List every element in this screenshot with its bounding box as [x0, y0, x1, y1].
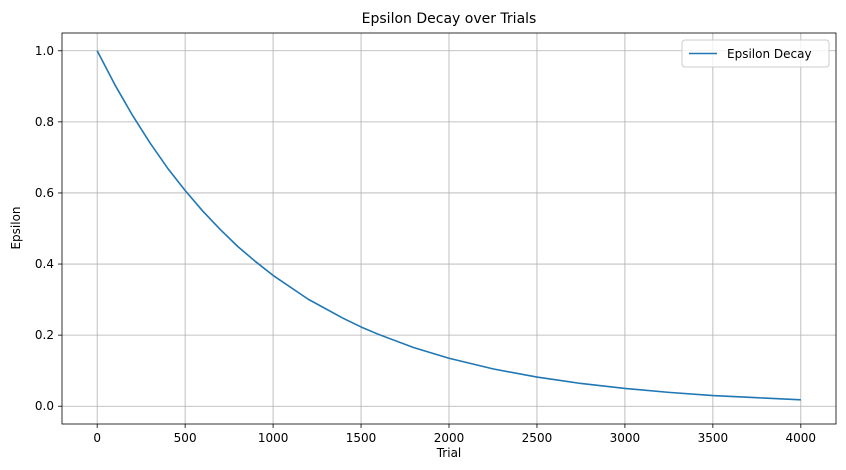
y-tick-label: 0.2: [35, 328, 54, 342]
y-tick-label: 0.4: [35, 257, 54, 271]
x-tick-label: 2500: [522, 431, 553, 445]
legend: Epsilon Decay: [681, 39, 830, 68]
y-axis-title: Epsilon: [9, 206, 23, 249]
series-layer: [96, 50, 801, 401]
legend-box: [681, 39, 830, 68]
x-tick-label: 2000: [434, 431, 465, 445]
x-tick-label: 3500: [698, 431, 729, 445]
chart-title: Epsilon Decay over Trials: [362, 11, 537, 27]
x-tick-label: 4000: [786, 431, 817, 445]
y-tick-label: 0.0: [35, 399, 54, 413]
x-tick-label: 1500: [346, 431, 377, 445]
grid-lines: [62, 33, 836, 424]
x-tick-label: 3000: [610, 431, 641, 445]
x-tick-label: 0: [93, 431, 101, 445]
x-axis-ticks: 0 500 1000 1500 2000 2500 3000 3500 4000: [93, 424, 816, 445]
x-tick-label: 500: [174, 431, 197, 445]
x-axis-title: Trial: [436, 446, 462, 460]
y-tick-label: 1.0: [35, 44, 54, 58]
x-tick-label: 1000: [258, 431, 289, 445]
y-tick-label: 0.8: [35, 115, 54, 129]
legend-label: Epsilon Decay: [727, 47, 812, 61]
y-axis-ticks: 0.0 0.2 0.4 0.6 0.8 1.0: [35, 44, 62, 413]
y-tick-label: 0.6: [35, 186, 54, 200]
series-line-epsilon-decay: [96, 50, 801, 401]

--

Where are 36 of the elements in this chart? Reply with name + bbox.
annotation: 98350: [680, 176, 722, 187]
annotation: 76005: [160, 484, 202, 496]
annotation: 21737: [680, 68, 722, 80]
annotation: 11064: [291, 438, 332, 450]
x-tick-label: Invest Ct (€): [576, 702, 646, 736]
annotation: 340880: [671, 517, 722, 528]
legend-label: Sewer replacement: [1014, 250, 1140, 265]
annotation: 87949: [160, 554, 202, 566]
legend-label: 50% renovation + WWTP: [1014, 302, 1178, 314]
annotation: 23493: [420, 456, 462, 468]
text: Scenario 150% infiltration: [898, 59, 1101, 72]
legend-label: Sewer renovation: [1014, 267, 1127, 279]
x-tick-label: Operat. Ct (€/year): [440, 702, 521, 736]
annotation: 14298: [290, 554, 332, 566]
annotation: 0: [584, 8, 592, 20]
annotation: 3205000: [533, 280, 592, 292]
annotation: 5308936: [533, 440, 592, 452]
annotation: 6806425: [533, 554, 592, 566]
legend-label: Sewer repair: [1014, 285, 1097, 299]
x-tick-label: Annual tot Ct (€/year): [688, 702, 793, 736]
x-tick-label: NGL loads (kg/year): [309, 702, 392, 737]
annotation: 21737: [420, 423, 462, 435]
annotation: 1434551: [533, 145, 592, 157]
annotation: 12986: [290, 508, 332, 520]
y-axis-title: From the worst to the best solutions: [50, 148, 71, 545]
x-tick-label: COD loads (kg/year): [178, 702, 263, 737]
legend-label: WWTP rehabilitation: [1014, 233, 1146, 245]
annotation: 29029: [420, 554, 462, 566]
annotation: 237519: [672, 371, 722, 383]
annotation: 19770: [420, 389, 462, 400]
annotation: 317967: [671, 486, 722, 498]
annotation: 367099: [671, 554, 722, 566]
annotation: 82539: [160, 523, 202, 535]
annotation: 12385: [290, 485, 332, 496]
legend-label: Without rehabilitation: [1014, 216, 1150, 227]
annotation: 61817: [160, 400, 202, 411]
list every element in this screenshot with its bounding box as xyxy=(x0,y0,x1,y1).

---

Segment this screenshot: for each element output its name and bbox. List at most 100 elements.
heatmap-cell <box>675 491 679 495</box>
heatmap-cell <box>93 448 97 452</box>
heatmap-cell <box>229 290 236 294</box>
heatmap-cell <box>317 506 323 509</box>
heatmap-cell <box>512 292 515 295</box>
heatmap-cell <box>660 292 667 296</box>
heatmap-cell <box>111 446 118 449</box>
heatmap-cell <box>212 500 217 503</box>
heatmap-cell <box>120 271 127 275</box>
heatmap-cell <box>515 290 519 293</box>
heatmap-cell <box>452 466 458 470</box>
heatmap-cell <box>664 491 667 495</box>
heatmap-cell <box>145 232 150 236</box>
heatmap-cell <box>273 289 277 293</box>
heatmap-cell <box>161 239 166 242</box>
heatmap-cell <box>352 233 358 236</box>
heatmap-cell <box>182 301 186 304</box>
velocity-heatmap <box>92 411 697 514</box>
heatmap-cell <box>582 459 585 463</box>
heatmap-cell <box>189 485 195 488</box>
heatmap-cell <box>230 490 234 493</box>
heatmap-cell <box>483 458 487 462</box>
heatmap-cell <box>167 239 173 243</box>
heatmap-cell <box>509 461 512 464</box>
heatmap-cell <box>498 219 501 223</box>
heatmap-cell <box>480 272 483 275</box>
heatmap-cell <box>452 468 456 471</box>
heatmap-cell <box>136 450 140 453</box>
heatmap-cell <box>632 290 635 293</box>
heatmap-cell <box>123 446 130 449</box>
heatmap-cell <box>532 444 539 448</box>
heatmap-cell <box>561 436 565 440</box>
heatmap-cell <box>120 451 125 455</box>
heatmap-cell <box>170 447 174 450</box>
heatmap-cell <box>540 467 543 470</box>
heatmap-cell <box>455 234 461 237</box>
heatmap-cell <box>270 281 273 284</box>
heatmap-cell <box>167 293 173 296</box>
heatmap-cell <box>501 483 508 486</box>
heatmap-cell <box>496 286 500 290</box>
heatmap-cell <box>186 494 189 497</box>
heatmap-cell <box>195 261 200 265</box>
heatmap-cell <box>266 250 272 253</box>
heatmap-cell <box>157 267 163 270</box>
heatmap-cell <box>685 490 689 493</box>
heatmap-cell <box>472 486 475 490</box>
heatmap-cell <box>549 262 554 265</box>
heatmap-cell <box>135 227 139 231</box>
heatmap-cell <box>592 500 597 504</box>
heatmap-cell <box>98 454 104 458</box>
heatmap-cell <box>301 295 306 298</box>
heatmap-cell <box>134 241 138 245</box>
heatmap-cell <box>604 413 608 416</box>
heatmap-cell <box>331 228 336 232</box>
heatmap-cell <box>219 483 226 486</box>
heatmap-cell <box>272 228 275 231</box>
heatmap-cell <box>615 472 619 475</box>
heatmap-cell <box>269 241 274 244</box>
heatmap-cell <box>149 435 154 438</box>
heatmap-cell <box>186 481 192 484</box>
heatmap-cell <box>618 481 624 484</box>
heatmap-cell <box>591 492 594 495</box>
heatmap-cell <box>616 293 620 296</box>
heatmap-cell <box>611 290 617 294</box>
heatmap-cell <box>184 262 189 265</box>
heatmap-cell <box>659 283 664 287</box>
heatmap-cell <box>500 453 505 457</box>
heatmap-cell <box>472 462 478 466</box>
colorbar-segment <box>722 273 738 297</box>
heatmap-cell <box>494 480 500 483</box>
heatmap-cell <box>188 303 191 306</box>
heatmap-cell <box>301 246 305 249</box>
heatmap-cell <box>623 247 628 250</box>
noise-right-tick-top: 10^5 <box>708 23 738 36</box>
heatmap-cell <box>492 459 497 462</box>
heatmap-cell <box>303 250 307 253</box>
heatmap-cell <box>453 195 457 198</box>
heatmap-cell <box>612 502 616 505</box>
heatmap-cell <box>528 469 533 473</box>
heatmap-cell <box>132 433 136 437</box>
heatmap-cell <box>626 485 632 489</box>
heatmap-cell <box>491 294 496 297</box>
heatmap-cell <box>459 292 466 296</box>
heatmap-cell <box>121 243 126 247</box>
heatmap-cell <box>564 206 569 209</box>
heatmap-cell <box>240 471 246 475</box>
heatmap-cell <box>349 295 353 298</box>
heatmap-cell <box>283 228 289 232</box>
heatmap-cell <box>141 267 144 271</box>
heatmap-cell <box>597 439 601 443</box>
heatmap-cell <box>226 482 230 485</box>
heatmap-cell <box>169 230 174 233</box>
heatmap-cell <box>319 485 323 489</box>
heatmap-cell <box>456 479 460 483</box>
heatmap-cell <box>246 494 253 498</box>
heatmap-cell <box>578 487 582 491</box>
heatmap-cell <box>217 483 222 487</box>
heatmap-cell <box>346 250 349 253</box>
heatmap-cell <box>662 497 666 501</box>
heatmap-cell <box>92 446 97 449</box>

POLECENIE> Przepisz bez zmian wiersze danych od wiersza zawierającego „y-tick-label: 0.2: [35, 328, 54, 342]” do wiersza zawierającego „x-tick-label: 500: [174, 431, 197, 445]”, łącznie z oboma. Nie dołączaj żadnych innych wierszy.

POPRAWNA ODPOWIEDŹ>
y-tick-label: 0.2: [35, 328, 54, 342]
y-tick-label: 0.4: [35, 257, 54, 271]
x-tick-label: 2500: [522, 431, 553, 445]
legend: Epsilon Decay: [681, 39, 830, 68]
y-axis-title: Epsilon: [9, 206, 23, 249]
series-layer: [96, 50, 801, 401]
legend-box: [681, 39, 830, 68]
x-tick-label: 2000: [434, 431, 465, 445]
x-tick-label: 3500: [698, 431, 729, 445]
chart-title: Epsilon Decay over Trials: [362, 11, 537, 27]
x-tick-label: 4000: [786, 431, 817, 445]
y-tick-label: 0.0: [35, 399, 54, 413]
x-tick-label: 1500: [346, 431, 377, 445]
grid-lines: [62, 33, 836, 424]
x-tick-label: 3000: [610, 431, 641, 445]
x-tick-label: 0: [93, 431, 101, 445]
x-axis-ticks: 0 500 1000 1500 2000 2500 3000 3500 4000: [93, 424, 816, 445]
x-tick-label: 500: [174, 431, 197, 445]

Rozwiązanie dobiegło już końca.